GIVEN DATA →

# # # #

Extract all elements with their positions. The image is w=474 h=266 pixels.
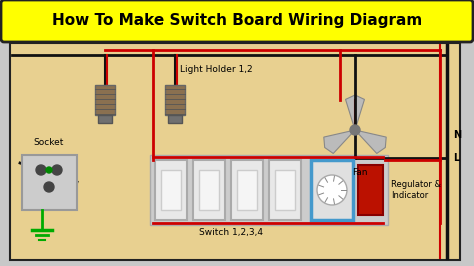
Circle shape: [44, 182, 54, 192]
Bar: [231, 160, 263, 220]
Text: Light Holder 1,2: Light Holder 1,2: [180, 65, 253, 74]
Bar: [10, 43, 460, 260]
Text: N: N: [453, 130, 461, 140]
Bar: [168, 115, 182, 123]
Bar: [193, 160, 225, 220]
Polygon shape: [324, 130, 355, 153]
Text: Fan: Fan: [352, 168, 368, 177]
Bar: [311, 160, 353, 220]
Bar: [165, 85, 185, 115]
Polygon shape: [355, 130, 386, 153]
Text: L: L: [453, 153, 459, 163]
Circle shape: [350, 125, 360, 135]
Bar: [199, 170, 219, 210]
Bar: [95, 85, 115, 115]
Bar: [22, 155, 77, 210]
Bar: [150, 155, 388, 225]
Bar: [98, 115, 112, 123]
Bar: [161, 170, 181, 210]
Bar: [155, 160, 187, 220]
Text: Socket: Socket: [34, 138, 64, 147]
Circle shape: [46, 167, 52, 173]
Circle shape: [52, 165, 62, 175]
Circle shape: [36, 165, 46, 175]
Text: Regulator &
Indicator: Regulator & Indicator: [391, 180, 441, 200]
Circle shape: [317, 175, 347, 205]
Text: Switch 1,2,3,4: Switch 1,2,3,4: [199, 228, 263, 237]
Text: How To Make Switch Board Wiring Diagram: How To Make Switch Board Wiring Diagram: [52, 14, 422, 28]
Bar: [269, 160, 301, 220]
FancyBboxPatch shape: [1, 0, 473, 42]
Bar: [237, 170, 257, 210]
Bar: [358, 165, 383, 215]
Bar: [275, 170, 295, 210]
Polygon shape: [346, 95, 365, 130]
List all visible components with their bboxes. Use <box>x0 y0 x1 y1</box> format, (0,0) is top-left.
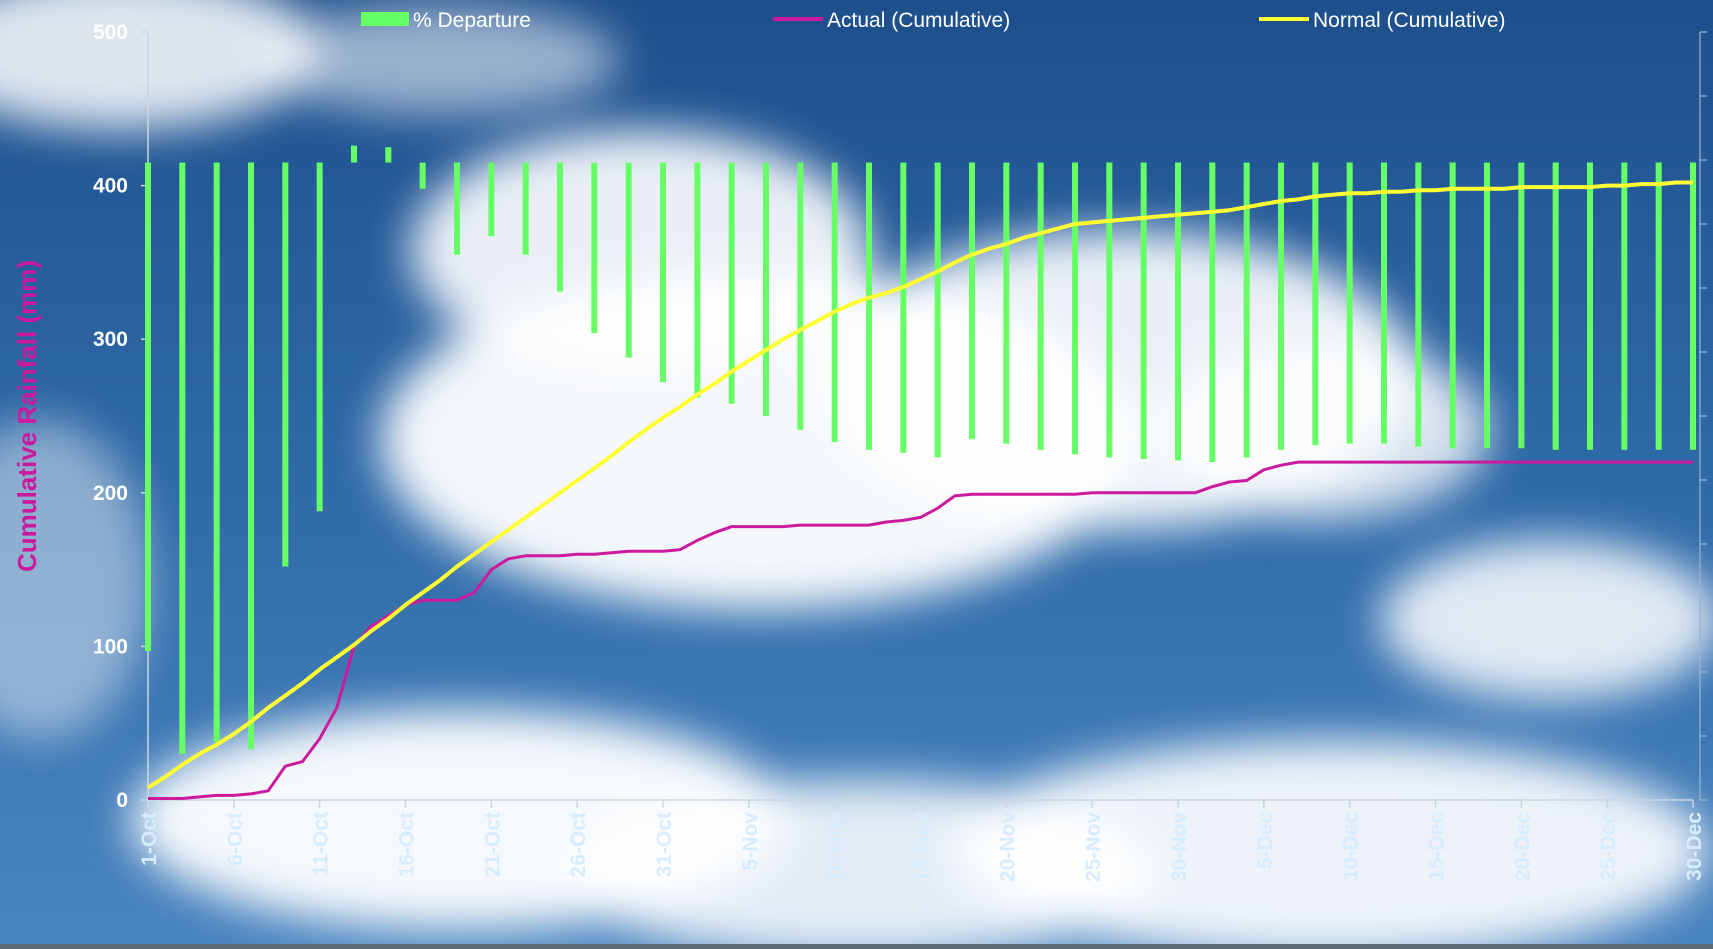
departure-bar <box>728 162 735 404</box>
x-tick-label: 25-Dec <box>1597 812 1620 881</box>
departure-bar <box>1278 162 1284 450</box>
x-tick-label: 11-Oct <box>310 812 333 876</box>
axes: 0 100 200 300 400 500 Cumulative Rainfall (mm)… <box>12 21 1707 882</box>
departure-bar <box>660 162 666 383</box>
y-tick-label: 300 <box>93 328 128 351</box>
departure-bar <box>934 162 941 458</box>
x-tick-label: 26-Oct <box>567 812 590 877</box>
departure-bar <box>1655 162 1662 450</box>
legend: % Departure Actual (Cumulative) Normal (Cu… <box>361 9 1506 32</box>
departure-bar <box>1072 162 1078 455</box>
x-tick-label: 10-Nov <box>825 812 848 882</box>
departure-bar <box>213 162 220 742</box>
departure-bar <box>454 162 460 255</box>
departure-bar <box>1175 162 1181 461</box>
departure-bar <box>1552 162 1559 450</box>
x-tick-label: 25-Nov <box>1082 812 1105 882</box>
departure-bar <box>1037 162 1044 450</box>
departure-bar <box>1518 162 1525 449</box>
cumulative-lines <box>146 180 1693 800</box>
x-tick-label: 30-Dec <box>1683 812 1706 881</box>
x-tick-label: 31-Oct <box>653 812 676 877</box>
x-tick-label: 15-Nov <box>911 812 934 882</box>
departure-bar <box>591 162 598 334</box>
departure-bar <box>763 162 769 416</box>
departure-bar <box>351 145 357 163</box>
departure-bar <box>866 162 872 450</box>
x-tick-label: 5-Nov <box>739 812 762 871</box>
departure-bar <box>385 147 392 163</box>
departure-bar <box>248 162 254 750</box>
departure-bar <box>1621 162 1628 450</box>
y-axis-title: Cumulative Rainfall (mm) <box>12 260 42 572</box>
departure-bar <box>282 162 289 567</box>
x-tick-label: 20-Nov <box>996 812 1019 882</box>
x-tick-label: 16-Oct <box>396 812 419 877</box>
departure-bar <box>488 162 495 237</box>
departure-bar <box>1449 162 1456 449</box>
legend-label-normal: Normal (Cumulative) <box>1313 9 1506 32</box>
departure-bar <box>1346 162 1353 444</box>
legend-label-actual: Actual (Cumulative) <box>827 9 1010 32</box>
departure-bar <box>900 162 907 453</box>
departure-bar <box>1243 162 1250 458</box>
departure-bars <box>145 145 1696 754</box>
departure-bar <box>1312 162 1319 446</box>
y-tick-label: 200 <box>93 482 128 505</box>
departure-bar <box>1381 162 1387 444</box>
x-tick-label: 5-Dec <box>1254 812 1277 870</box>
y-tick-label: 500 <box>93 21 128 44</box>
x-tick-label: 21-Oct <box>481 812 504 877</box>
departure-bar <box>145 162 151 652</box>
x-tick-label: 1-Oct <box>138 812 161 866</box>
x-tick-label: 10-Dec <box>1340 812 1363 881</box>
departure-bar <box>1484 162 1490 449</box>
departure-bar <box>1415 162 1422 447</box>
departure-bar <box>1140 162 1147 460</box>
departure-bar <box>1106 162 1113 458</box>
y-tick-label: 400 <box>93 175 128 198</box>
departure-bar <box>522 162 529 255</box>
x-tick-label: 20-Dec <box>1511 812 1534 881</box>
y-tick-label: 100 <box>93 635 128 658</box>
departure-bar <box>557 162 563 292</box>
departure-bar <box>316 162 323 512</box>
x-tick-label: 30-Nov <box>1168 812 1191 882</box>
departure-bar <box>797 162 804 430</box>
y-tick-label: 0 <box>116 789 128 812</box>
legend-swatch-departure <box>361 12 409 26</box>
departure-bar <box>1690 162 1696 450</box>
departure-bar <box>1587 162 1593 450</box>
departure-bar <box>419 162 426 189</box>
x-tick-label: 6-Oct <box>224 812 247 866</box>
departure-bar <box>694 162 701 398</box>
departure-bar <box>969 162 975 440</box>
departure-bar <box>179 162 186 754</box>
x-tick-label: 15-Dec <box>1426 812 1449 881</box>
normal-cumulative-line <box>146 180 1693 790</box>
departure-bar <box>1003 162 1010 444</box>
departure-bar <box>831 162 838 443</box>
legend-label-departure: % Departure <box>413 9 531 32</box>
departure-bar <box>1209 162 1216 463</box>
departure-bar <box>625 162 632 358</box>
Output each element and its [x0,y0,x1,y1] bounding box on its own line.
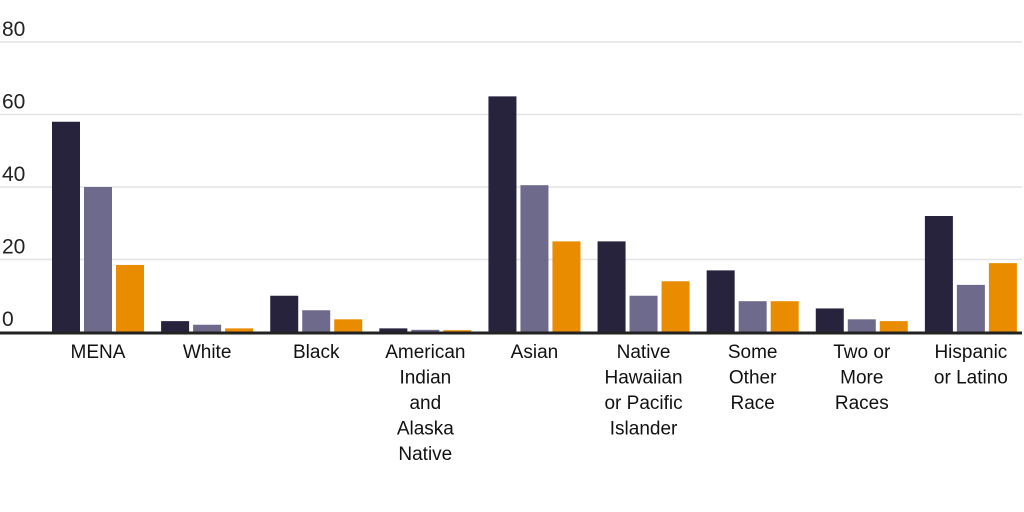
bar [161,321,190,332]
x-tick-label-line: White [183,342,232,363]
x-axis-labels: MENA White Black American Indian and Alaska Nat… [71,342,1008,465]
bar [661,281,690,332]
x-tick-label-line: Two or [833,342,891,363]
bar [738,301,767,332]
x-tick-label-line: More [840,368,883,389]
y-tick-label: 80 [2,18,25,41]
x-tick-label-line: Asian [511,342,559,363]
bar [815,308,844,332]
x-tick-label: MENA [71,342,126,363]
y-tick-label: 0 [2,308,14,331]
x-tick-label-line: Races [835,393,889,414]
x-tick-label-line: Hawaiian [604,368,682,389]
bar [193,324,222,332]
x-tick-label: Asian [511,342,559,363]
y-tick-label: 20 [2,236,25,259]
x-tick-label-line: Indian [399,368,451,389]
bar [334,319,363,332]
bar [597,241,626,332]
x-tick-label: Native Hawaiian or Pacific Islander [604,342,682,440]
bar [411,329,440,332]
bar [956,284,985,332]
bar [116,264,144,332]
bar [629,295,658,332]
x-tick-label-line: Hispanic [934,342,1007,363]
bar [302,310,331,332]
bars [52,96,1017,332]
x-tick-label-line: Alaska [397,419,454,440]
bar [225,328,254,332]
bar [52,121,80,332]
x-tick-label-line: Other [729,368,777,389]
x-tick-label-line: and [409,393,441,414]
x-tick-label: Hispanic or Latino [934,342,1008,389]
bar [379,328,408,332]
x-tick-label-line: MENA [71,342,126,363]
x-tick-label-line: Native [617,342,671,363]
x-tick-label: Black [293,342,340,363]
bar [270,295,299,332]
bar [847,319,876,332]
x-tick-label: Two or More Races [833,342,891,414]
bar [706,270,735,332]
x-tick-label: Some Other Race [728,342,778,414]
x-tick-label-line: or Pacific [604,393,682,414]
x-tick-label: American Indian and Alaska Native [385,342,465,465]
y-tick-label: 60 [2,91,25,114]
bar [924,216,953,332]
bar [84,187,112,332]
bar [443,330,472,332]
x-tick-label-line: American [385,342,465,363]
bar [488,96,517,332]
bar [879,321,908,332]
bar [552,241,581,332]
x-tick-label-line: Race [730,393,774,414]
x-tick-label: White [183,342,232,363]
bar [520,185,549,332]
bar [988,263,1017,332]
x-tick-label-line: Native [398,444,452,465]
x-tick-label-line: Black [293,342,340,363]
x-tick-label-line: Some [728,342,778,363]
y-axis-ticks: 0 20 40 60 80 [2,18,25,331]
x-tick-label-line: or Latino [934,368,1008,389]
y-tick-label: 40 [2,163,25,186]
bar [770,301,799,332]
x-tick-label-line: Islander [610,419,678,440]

# # # #

INSTRUCTIONS TO FOLLOW → Arrange the lines between the one holding "departure-bar <box>728 162 735 404</box>" and the one holding "departure-bar <box>1552 162 1559 450</box>", inclusive, as a JSON list of strings with one string per line and no blank lines.

SOLUTION FOR THIS TASK →
[
  "departure-bar <box>728 162 735 404</box>",
  "x-tick-label: 25-Dec <box>1597 812 1620 881</box>",
  "departure-bar <box>1278 162 1284 450</box>",
  "x-tick-label: 11-Oct <box>310 812 333 876</box>",
  "axes: 0 100 200 300 400 500 Cumulative Rainfall (mm)… <box>12 21 1707 882</box>",
  "departure-bar <box>660 162 666 383</box>",
  "y-tick-label: 300 <box>93 328 128 351</box>",
  "departure-bar <box>934 162 941 458</box>",
  "x-tick-label: 26-Oct <box>567 812 590 877</box>",
  "departure-bar <box>1655 162 1662 450</box>",
  "legend: % Departure Actual (Cumulative) Normal (Cu… <box>361 9 1506 32</box>",
  "departure-bar <box>1072 162 1078 455</box>",
  "x-tick-label: 10-Nov <box>825 812 848 882</box>",
  "departure-bar <box>213 162 220 742</box>",
  "departure-bar <box>454 162 460 255</box>",
  "departure-bar <box>1175 162 1181 461</box>",
  "departure-bar <box>1552 162 1559 450</box>"
]